▸ **The task**
Scan the listing below. Report each line that includes "screws".

[Saved data entries]

-----

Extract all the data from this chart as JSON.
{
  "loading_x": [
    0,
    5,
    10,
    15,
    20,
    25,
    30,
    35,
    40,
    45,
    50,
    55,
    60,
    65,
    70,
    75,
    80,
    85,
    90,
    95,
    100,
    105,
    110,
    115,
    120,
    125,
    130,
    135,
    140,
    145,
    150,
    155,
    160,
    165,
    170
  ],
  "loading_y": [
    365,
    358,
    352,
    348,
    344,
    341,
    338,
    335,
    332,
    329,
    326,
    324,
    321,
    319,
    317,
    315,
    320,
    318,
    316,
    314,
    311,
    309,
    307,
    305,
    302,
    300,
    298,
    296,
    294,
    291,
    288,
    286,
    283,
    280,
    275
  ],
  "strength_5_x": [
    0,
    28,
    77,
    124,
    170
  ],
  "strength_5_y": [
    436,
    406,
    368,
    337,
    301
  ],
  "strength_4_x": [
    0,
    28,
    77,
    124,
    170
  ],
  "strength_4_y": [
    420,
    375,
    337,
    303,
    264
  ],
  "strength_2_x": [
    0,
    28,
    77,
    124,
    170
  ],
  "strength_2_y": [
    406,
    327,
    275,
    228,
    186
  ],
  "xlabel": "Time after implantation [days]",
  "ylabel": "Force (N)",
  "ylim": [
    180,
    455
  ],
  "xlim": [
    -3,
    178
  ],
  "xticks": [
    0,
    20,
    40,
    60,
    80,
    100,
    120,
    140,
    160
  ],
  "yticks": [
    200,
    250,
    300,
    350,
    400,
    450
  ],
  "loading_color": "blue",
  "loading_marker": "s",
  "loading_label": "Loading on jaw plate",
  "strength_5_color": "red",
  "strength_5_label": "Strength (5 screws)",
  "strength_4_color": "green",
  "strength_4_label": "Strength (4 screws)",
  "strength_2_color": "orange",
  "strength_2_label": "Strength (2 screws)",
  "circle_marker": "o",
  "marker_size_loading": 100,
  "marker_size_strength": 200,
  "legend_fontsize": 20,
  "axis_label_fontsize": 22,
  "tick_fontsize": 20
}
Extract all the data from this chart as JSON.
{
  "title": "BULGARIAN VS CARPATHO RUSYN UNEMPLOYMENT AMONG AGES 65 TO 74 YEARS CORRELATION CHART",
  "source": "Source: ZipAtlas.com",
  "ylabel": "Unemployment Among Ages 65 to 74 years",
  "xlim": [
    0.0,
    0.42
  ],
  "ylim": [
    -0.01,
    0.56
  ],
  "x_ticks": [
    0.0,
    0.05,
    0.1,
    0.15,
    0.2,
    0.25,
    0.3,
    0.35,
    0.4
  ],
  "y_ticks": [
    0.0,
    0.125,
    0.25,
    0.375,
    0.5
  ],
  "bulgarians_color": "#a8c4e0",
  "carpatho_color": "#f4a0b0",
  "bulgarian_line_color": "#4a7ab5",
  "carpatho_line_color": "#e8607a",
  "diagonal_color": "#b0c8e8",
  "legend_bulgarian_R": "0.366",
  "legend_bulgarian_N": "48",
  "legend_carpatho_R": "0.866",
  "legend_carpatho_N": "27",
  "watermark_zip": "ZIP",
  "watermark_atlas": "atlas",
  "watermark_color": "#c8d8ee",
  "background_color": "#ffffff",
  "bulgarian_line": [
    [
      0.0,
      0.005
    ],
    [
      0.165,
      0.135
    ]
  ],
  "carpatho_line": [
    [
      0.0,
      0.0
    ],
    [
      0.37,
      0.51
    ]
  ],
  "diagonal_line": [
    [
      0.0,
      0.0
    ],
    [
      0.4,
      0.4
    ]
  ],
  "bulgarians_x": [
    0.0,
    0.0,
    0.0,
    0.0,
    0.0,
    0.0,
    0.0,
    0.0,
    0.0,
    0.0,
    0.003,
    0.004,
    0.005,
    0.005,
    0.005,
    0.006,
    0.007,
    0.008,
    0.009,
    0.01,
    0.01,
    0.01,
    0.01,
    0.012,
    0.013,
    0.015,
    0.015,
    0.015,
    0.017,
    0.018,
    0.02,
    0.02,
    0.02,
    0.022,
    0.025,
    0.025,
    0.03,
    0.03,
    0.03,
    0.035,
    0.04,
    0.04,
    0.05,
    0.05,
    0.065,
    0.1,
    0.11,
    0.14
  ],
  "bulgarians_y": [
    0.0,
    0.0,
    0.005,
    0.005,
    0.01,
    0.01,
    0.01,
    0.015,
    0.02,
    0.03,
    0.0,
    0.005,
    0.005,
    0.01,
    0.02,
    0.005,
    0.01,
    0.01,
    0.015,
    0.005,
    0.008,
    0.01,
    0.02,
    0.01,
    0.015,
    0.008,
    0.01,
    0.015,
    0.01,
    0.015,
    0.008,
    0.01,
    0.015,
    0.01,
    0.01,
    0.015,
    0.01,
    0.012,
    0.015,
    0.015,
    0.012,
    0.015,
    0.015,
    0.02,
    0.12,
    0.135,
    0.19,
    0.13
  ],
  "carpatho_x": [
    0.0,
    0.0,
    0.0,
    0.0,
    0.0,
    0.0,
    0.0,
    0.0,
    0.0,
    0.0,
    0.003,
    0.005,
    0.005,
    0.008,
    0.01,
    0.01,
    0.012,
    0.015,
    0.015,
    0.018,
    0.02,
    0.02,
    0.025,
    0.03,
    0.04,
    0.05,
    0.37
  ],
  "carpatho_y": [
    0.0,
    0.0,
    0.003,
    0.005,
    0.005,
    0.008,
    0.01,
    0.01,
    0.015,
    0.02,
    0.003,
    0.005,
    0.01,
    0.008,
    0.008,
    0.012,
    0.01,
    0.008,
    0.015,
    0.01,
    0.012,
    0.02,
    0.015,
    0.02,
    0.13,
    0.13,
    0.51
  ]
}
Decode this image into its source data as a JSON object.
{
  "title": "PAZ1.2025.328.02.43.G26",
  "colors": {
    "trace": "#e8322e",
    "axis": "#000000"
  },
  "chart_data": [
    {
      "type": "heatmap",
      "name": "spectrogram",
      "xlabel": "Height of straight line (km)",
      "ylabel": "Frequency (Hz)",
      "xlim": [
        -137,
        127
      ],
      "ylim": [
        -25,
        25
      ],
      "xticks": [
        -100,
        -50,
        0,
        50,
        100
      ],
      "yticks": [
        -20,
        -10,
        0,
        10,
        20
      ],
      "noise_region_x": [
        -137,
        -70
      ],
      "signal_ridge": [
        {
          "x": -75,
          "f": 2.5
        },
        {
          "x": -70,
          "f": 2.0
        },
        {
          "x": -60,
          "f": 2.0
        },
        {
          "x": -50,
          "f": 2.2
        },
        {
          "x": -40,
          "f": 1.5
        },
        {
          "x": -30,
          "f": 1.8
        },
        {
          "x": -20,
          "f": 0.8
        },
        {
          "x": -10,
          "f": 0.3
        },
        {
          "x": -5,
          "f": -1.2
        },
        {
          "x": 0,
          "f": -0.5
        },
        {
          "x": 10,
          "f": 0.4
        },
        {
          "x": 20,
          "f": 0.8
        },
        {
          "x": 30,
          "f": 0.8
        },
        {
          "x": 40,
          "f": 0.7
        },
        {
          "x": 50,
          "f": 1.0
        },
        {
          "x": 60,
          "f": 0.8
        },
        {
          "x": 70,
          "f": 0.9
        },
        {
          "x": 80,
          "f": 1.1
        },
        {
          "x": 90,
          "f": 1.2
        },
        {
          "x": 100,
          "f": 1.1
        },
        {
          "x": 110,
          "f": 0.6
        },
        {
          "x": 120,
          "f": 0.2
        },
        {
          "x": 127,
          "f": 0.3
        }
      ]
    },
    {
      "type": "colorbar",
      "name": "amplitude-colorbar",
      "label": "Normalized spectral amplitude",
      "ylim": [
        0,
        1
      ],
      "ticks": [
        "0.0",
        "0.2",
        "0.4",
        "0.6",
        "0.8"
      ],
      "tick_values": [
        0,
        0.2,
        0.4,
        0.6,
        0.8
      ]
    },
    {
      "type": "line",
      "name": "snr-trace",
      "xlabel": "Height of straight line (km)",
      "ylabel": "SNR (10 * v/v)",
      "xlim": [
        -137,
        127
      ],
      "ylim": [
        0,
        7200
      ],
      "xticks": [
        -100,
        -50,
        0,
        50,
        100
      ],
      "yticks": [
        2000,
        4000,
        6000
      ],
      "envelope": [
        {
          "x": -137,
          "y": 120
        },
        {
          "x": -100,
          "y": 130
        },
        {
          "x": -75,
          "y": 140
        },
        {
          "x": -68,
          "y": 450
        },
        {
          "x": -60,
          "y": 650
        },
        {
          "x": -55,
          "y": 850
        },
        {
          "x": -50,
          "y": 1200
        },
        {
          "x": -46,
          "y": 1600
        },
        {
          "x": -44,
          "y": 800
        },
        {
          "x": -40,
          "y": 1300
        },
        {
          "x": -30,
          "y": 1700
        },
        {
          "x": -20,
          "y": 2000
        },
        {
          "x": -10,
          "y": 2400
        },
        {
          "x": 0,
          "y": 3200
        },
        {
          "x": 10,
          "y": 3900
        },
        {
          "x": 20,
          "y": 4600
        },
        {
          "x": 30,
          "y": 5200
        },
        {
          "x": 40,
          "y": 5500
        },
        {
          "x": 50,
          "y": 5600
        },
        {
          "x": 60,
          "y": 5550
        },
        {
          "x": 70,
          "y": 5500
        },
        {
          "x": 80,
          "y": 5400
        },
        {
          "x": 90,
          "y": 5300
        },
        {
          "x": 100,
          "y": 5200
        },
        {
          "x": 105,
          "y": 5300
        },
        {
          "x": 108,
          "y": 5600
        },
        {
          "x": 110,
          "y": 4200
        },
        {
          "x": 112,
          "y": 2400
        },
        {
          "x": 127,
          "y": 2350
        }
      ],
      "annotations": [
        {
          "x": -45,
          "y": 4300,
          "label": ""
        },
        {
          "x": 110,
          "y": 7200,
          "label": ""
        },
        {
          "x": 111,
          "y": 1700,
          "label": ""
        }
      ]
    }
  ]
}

-----

▸ **Correct response**
  "strength_5_label": "Strength (5 screws)",
  "strength_4_label": "Strength (4 screws)",
  "strength_2_label": "Strength (2 screws)",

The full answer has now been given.